What needs to be done — Can the data below be set down again exactly, line for line?

-- START Data in this exercise --

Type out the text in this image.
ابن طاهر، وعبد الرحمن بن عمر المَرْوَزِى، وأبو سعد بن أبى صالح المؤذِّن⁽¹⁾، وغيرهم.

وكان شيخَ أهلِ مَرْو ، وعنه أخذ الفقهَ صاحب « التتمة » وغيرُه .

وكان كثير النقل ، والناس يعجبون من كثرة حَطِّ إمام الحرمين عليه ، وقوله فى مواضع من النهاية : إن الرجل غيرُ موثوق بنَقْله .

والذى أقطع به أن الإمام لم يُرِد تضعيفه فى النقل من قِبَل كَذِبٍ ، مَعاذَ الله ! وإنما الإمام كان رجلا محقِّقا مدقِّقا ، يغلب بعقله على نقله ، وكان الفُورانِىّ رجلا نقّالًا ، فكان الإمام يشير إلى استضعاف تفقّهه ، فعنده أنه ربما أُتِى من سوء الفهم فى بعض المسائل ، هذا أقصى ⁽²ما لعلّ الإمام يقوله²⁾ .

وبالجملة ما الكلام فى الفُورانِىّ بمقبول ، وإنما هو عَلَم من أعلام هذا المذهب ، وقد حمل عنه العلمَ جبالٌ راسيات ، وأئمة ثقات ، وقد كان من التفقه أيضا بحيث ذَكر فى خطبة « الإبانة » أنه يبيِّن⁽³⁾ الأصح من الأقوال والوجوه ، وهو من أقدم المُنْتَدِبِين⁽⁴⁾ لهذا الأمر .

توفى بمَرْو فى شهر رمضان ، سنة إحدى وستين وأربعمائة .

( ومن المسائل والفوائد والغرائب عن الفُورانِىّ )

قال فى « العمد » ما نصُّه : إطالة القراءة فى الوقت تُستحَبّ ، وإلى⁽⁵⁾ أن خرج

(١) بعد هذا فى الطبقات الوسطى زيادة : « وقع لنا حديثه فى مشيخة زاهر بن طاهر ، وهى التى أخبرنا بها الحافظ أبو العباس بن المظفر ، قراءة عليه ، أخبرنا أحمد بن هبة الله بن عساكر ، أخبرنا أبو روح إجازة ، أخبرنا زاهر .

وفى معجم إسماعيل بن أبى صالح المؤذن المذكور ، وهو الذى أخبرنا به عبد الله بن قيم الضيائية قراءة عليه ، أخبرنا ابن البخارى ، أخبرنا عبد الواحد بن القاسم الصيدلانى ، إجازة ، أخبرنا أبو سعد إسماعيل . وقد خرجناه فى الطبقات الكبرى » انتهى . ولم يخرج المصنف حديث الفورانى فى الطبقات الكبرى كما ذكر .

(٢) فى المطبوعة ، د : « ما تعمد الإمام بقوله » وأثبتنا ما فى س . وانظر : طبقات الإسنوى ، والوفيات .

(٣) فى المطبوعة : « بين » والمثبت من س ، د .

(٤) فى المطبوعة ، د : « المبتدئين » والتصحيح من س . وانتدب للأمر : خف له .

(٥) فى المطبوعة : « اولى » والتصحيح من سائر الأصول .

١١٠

-- END Data in this exercise --

Exercise result —
Type out the text in this image.
ابن طاهر، وعبد الرحمن بن عمر المَرْوَزِى، وأبو سعد بن أبى صالح المؤذِّن⁽¹⁾، وغيرهم.

وكان شيخَ أهلِ مَرْو ، وعنه أخذ الفقهَ صاحب « التتمة » وغيرُه .

وكان كثير النقل ، والناس يعجبون من كثرة حَطِّ إمام الحرمين عليه ، وقوله فى مواضع من النهاية : إن الرجل غيرُ موثوق بنَقْله .

والذى أقطع به أن الإمام لم يُرِد تضعيفه فى النقل من قِبَل كَذِبٍ ، مَعاذَ الله ! وإنما الإمام كان رجلا محقِّقا مدقِّقا ، يغلب بعقله على نقله ، وكان الفُورانِىّ رجلا نقّالًا ، فكان الإمام يشير إلى استضعاف تفقّهه ، فعنده أنه ربما أُتِى من سوء الفهم فى بعض المسائل ، هذا أقصى ⁽²ما لعلّ الإمام يقوله²⁾ .

وبالجملة ما الكلام فى الفُورانِىّ بمقبول ، وإنما هو عَلَم من أعلام هذا المذهب ، وقد حمل عنه العلمَ جبالٌ راسيات ، وأئمة ثقات ، وقد كان من التفقه أيضا بحيث ذَكر فى خطبة « الإبانة » أنه يبيِّن⁽³⁾ الأصح من الأقوال والوجوه ، وهو من أقدم المُنْتَدِبِين⁽⁴⁾ لهذا الأمر .

توفى بمَرْو فى شهر رمضان ، سنة إحدى وستين وأربعمائة .

( ومن المسائل والفوائد والغرائب عن الفُورانِىّ )

قال فى « العمد » ما نصُّه : إطالة القراءة فى الوقت تُستحَبّ ، وإلى⁽⁵⁾ أن خرج

(١) بعد هذا فى الطبقات الوسطى زيادة : « وقع لنا حديثه فى مشيخة زاهر بن طاهر ، وهى التى أخبرنا بها الحافظ أبو العباس بن المظفر ، قراءة عليه ، أخبرنا أحمد بن هبة الله بن عساكر ، أخبرنا أبو روح إجازة ، أخبرنا زاهر .

وفى معجم إسماعيل بن أبى صالح المؤذن المذكور ، وهو الذى أخبرنا به عبد الله بن قيم الضيائية قراءة عليه ، أخبرنا ابن البخارى ، أخبرنا عبد الواحد بن القاسم الصيدلانى ، إجازة ، أخبرنا أبو سعد إسماعيل . وقد خرجناه فى الطبقات الكبرى » انتهى . ولم يخرج المصنف حديث الفورانى فى الطبقات الكبرى كما ذكر .

(٢) فى المطبوعة ، د : « ما تعمد الإمام بقوله » وأثبتنا ما فى س . وانظر : طبقات الإسنوى ، والوفيات .

(٣) فى المطبوعة : « بين » والمثبت من س ، د .

(٤) فى المطبوعة ، د : « المبتدئين » والتصحيح من س . وانتدب للأمر : خف له .

(٥) فى المطبوعة : « اولى » والتصحيح من سائر الأصول .

١١٠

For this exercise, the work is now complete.